Data records
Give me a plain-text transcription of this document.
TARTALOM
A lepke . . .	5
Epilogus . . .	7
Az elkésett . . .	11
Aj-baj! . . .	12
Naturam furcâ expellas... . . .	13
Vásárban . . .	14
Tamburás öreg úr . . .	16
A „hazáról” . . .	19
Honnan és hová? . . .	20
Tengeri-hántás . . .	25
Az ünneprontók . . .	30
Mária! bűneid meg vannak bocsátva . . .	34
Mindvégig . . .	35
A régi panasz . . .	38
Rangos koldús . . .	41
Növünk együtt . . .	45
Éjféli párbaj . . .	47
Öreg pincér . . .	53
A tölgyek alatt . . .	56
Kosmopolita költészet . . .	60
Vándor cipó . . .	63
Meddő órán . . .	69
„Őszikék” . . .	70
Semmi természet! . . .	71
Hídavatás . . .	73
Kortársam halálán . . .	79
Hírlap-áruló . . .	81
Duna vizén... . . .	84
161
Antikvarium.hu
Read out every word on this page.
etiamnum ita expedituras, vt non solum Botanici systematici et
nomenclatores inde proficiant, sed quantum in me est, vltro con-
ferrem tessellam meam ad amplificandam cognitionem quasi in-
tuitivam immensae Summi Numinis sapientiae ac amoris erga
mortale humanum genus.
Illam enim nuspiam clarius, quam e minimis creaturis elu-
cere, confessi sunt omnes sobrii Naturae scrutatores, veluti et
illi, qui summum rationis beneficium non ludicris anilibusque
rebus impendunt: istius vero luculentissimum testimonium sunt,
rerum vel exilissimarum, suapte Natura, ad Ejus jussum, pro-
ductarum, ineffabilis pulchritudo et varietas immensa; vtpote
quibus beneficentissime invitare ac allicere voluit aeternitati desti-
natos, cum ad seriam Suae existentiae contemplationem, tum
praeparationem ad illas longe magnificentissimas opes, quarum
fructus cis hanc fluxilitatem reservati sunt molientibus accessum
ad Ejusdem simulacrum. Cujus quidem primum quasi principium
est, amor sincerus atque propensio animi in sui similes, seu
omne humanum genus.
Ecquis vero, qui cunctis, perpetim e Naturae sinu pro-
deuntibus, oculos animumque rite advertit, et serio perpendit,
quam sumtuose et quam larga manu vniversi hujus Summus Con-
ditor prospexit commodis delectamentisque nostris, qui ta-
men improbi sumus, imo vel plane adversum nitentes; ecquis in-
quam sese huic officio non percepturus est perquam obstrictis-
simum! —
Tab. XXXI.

• EXERCISE REQUIREMENTS: In the material above, tally every line with the string "humanum" in it, then give that number alone.

• ANSWER TO THE PROBLEM: 2